Passage to read
§
Freedom Powersports is one of those large warehouse places that sells a lot of off-road ATVs. Buried among the ATVs, enduro bikes, and Japanese cruisers were a few BMWs. Not a place I would normally choose - the website for the shop in Greenville, SC made it seem like a real BMW shop - but in the end Freedom worked out OK. Greenville was closer to Augusta by 15 miles but twenty minutes farther away because it is non-Interstate roads to get there. (91 miles) 

(Thursday, July 19) A day on the Interstate, and that is just as boring as it sounds. It poured hard overnight but wasn’t raining the the morning when I got up, although it was still dark outside - this far east the sun rises later by the clock than I am used to. The Travelodge motel worked out fine and even the minimal continental breakfast was good, or maybe it seemed good because I hadn’t eaten anything since 3 PM the previous afternoon. I started off with my rain gear although it was dry and only somewhat overcast because the weather report predicted showers along my route. I-75 is a straight shot almost to Orlando, so I followed that by Ashburn, Tifton, and Valdosta into Florida. Georgia is having enhanced traffic enforcement this week and there were sheriff cars and local police all over the Interstate. The limit is a reasonable 70 so that wasn’t a problem for me, but it was for the people I saw pulled over by the side of the road being written up.  I-75 is flat and boring, but without the heavy truck traffic I’ve experienced on other Interstates, so it wasn’t a bad ride. The billboards along the road provided some mild amusement and many of them were for attractions in Florida and were directed at tourists and truck drivers. My favorite, and I saw multiple signs for this establishment, was for The Risqué Cafe - We Bare All (the “I” in risqué being the silhouette of a pole dancer).
§
Brief
Transcribe part of the motorcycle trip account word for word, starting at "Freedom Powersports is" and stopping after "there. (91 miles)".

Data listing
§
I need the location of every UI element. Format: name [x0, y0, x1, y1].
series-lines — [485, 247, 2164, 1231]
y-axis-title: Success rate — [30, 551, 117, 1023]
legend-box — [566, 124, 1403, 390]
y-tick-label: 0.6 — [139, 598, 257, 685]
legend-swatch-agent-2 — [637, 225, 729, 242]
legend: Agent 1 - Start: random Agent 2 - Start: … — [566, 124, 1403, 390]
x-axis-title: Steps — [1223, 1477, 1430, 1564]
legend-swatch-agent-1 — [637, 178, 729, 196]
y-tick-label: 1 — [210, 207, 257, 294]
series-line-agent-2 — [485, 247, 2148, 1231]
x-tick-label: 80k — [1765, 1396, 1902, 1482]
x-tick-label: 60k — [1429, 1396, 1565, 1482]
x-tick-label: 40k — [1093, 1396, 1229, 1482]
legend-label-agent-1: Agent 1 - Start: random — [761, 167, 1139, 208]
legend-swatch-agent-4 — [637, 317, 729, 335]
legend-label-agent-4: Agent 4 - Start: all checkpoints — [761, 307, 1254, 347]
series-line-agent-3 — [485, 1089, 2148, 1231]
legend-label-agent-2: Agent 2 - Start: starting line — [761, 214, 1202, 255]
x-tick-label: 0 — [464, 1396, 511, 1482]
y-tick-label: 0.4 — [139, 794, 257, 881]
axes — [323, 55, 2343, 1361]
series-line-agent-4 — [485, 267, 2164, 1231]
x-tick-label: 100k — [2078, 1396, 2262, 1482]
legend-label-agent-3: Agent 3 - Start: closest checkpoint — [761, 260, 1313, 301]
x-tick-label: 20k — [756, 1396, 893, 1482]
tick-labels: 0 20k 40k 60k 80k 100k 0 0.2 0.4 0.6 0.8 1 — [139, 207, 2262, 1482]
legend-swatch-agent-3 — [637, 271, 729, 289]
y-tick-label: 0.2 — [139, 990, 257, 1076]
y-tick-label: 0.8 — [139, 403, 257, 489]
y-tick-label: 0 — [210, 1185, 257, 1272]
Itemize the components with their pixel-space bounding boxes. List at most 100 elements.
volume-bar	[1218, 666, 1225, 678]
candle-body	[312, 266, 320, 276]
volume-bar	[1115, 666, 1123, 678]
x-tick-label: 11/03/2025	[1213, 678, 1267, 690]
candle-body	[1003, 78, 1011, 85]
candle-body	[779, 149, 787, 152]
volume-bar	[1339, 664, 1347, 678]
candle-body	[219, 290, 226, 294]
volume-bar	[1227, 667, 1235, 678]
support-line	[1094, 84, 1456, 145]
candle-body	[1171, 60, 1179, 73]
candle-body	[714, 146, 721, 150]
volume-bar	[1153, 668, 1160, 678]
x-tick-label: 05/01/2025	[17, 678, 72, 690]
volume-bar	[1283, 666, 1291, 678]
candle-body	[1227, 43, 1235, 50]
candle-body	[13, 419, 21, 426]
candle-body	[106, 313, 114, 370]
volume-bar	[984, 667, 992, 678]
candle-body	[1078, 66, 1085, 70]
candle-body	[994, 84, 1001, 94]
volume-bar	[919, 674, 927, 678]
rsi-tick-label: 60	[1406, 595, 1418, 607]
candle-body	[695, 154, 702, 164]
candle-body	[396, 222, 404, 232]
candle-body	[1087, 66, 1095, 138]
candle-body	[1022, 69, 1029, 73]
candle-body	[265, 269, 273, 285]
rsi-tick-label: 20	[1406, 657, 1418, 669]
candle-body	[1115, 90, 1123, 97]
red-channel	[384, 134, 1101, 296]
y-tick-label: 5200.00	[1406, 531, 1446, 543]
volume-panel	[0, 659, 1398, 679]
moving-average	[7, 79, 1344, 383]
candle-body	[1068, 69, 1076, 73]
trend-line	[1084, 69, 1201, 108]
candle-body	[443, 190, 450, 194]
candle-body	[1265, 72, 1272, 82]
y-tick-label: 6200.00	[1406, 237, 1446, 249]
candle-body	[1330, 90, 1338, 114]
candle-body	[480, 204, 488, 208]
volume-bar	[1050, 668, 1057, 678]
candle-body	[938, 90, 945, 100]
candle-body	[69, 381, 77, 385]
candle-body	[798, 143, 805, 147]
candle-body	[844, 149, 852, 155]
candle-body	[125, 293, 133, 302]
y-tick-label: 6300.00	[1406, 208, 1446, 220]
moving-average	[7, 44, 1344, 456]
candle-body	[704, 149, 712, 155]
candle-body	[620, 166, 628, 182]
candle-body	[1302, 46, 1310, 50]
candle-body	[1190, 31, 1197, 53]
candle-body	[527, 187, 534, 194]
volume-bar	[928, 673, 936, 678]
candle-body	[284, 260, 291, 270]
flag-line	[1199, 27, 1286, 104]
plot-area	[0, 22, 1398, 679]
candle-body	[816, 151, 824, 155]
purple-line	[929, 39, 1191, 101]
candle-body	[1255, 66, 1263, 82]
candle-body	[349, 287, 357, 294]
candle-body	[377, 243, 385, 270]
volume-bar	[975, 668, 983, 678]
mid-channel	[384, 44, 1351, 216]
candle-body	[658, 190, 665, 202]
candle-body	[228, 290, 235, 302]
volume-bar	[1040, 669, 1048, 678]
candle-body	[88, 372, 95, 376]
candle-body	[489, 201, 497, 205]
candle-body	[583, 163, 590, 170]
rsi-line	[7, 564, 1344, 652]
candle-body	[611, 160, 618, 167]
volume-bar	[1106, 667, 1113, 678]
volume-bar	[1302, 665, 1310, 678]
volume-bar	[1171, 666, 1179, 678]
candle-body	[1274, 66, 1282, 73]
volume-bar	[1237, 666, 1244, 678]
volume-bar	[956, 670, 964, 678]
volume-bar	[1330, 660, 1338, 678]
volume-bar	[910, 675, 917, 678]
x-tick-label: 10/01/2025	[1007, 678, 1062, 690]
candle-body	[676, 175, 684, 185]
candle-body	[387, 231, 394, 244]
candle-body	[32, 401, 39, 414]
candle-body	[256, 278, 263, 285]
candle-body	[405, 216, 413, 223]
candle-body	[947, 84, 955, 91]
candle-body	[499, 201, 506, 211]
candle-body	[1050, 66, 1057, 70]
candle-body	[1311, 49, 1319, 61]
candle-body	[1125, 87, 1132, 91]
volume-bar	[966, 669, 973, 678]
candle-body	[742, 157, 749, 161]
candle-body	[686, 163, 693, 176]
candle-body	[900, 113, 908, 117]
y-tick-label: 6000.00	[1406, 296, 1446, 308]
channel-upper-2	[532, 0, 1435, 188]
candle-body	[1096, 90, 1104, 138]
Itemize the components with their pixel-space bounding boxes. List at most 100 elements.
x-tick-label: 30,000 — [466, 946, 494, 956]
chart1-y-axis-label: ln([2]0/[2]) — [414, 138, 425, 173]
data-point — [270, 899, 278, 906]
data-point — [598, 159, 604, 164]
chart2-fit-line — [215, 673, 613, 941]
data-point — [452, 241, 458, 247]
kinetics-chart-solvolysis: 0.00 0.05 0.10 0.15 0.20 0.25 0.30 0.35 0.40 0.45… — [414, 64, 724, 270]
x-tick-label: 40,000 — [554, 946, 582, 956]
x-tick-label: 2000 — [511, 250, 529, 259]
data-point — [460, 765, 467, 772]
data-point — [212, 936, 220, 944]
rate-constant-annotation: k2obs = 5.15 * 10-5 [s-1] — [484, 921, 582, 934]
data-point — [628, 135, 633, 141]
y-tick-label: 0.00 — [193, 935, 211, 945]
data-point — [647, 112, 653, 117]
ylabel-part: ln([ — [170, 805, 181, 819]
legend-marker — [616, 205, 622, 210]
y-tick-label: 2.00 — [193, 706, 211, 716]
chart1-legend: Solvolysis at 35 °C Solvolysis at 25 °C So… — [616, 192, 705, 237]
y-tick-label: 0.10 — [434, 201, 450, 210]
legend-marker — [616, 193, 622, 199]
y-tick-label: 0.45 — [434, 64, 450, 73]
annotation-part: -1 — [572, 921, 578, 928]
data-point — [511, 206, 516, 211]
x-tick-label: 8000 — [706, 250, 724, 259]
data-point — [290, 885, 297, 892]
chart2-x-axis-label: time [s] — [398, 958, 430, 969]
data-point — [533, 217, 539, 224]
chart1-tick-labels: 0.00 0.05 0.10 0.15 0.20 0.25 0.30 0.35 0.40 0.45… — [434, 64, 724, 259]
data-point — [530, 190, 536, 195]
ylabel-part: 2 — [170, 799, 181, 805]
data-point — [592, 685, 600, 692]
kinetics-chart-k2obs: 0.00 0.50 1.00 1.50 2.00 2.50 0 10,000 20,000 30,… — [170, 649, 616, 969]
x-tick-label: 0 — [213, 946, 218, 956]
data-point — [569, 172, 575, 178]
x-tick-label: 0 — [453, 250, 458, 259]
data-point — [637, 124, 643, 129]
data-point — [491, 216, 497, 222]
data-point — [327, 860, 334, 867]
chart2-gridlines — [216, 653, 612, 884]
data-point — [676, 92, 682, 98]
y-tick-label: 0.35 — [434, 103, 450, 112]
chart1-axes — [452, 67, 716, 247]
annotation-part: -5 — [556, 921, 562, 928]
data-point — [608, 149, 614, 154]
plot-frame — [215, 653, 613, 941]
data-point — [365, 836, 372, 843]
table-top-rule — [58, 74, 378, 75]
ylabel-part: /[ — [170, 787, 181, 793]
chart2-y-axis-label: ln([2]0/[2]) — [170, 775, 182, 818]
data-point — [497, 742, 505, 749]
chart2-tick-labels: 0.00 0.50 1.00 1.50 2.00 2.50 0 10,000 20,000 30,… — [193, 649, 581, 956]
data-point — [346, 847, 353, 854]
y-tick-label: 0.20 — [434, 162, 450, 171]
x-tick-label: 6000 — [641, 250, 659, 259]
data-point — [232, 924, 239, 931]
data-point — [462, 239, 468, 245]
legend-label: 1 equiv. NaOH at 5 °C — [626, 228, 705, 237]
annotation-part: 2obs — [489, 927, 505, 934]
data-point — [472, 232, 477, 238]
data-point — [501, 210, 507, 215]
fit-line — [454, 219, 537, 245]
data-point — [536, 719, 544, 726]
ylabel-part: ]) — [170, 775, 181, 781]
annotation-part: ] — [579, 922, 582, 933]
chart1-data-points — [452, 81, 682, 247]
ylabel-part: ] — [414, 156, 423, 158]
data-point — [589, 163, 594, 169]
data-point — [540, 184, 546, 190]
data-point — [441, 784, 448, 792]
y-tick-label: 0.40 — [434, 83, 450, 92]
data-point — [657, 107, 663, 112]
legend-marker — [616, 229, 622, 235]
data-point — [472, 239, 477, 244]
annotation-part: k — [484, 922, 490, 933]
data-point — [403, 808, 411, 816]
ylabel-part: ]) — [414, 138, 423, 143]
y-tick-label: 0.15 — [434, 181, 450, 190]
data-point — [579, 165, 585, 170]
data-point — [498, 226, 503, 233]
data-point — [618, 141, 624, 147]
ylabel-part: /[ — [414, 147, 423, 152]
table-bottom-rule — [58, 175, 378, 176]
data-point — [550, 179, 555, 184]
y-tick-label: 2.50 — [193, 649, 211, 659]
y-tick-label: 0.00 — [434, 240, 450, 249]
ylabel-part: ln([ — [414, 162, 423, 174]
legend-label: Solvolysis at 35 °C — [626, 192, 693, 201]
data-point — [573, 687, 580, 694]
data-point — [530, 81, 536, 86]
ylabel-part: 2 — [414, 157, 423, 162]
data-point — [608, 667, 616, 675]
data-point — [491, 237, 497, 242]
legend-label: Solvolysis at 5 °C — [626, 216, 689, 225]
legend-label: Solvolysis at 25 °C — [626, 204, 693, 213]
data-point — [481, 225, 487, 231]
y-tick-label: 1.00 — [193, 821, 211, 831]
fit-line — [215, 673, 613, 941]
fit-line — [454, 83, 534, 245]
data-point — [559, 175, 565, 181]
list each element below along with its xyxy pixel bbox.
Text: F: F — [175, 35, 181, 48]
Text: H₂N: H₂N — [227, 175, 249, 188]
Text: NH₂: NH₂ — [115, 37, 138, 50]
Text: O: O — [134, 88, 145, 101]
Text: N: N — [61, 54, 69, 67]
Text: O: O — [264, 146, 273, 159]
§
Solution below
Freedom Powersports is one of those large warehouse places that sells a lot of off-road ATVs. Buried among the ATVs, enduro bikes, and Japanese cruisers were a few BMWs. Not a place I would normally choose - the website for the shop in Greenville, SC made it seem like a real BMW shop - but in the end Freedom worked out OK. Greenville was closer to Augusta by 15 miles but twenty minutes farther away because it is non-Interstate roads to get there. (91 miles)